* [WHAT YOU SHOULD DO] Continue the article on the 1960 Tamil film Kairasi, picking up after its last sentence.

* [SOURCE DOCUMENT]
=== Section Start ===

- Theatrical release poster
- Directed by: K. Shankar
- Story by: Kothamangalam Sadanandan
- Produced by: N. Vasudeva Menon
- Starring: Gemini Ganesh B. Saroja Devi
- Cinematography: Thambu
- Edited by: K. Shankar K. Narayanan
- Music by: R. Govardhanam
- Production company: Vasu Films
- Distributed by: Solar Film Distributors
- Release date: 19 October 1960;
- Running time: 163 minutes
- Country: India
- Language: Tamil

= Kairasi =

1960 film by K. Shankar

Kairasi is a 1960 Indian Tamil-language film directed by K. Shankar and produced by N. Vasudeva Menon. The film stars Gemini Ganesan (credited as Ganesh) and B. Saroja Devi. The plot revolves around a doctor whose father is wrongfully convicted.

Kairasi was released on 19 October 1960, during Diwali, and became a commercial success. It was later remade in Hindi as Jhoola (1962).

=== Section End ===

* [Document layout detection material]
=== Section Start ===

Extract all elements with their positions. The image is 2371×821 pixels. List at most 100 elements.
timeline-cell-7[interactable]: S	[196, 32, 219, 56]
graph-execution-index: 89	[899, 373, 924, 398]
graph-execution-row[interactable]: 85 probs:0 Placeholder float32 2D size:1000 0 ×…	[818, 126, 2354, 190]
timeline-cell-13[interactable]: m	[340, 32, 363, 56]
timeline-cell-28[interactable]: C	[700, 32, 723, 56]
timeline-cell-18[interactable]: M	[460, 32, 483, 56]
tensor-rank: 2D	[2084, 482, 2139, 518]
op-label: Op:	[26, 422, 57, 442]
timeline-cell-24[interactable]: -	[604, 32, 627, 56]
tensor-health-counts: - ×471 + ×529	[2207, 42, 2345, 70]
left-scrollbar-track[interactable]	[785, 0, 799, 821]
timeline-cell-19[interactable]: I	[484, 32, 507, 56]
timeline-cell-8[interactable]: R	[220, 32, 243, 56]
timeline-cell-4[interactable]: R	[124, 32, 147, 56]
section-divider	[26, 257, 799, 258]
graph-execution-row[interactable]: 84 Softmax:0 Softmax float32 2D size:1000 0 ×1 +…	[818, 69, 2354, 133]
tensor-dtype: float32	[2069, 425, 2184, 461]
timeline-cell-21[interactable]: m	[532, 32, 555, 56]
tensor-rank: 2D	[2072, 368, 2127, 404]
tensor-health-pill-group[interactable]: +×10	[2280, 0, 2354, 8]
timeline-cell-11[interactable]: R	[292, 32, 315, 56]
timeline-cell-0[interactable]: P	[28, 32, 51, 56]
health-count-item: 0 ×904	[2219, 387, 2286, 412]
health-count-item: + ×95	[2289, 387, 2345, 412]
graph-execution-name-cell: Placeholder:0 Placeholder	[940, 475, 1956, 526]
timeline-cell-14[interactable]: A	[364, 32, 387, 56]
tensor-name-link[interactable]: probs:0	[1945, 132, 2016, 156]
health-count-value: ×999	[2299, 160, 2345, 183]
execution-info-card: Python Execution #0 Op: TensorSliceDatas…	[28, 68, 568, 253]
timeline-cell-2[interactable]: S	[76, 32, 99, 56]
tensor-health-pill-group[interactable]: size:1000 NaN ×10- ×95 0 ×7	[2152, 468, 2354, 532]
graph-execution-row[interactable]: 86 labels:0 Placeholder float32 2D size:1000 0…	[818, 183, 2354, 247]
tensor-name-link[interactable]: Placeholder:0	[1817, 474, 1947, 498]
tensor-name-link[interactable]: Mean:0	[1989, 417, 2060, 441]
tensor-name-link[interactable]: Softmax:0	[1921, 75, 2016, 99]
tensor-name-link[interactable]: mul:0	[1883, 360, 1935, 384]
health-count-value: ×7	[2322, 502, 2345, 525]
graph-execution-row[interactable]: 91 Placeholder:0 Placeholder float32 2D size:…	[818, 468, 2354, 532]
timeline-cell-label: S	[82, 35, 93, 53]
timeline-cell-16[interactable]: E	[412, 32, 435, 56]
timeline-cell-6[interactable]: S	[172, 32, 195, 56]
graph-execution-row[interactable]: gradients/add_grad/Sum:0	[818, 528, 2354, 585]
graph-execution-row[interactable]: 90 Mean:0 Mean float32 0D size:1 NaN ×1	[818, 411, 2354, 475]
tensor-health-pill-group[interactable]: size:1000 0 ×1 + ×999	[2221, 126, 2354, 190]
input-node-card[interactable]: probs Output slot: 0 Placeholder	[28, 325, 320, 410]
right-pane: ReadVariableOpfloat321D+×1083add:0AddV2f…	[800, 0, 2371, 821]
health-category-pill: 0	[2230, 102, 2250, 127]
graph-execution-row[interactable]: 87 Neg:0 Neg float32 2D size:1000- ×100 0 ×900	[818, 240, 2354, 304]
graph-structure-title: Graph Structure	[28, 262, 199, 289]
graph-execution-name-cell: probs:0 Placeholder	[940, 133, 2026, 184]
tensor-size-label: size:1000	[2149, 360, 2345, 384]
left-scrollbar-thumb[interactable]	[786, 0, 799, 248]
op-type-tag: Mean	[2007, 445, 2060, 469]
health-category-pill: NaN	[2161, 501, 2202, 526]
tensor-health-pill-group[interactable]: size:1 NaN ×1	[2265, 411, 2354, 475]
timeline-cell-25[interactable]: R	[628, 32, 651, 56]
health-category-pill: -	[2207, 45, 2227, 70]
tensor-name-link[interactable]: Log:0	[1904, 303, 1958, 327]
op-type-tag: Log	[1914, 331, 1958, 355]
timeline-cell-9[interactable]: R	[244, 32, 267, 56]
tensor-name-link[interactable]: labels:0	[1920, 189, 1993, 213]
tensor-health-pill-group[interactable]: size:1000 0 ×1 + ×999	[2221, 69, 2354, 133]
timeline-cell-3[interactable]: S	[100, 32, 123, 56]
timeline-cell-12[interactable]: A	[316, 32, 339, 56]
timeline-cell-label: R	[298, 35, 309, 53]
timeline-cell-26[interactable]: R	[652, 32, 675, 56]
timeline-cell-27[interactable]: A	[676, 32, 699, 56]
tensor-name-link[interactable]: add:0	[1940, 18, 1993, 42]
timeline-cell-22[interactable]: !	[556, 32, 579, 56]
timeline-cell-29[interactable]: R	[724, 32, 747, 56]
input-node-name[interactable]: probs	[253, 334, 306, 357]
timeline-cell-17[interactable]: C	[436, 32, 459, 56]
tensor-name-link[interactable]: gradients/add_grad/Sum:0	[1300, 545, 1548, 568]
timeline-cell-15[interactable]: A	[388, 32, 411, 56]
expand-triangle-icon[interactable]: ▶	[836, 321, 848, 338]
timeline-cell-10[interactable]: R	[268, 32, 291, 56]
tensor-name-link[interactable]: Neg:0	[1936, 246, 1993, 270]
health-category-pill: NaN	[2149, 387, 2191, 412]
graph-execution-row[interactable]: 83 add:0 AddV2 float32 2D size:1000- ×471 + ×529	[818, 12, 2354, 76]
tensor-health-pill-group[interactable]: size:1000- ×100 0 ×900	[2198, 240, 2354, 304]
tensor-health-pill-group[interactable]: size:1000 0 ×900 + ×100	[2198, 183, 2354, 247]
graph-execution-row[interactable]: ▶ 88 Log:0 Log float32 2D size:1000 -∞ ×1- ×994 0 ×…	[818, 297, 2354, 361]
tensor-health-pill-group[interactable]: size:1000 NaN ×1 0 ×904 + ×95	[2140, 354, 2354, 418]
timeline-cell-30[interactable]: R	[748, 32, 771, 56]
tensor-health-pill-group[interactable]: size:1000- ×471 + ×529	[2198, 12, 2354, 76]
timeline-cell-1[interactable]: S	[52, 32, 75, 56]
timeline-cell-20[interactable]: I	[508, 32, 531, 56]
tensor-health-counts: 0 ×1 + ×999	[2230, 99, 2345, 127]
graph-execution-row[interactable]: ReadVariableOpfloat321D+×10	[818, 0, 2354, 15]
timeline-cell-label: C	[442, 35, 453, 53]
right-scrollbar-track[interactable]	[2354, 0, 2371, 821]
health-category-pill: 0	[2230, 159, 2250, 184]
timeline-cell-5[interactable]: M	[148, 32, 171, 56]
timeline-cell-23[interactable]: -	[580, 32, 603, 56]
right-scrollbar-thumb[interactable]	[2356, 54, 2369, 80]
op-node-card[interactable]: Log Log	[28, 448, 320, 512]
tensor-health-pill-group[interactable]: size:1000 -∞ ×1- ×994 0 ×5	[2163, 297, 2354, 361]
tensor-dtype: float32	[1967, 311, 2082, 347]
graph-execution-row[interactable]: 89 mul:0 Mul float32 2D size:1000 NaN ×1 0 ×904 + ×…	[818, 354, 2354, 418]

=== Section End ===

* [RESULT]
== Plot ==

Sundaram, an honest police constable, is falsely accused of murder and imprisoned. Ramanathan, a judge, adopts Sundaram's son, Mohan, who later becomes a successful doctor.

== Cast ==

- Male cast
- Gemini Ganesh as Mohan
- K. A. Thangavelu as Madhu
- M. R. Radha as Kumar
- S. V. Sahasranamam as Sundaram
- K. D. Santhanam as Judge Ramanathan
- S. Rama Rao as Emperuman
- C. S. Pandiyan as Somu
- P. D. Sambandam as Sambandam
- V. P. S. Mani as Sekar
- K. Natarajan as Dr. Sankar
- G. K. Pillai as Sub-Inspector
- Male supporting cast
- Mahalingam, Karikol Rajoo, Rathnam,
Balakrishnan, V. T. Kalyanam, and Maruthappa.

- Female cast
- B. Saroja Devi as Sumathi
- M. V. Rajamma as Lakshmi
- K. Malathi as Kanagam
- Mohana as Gokila
- Ramani as Susheela
- Chellam as Chellam
- Pushpamala as Angamuthu
- Female supporting cast
- Seethalakshmi, Ramamani Bai, Santha Kumari, and Baby Mangalam.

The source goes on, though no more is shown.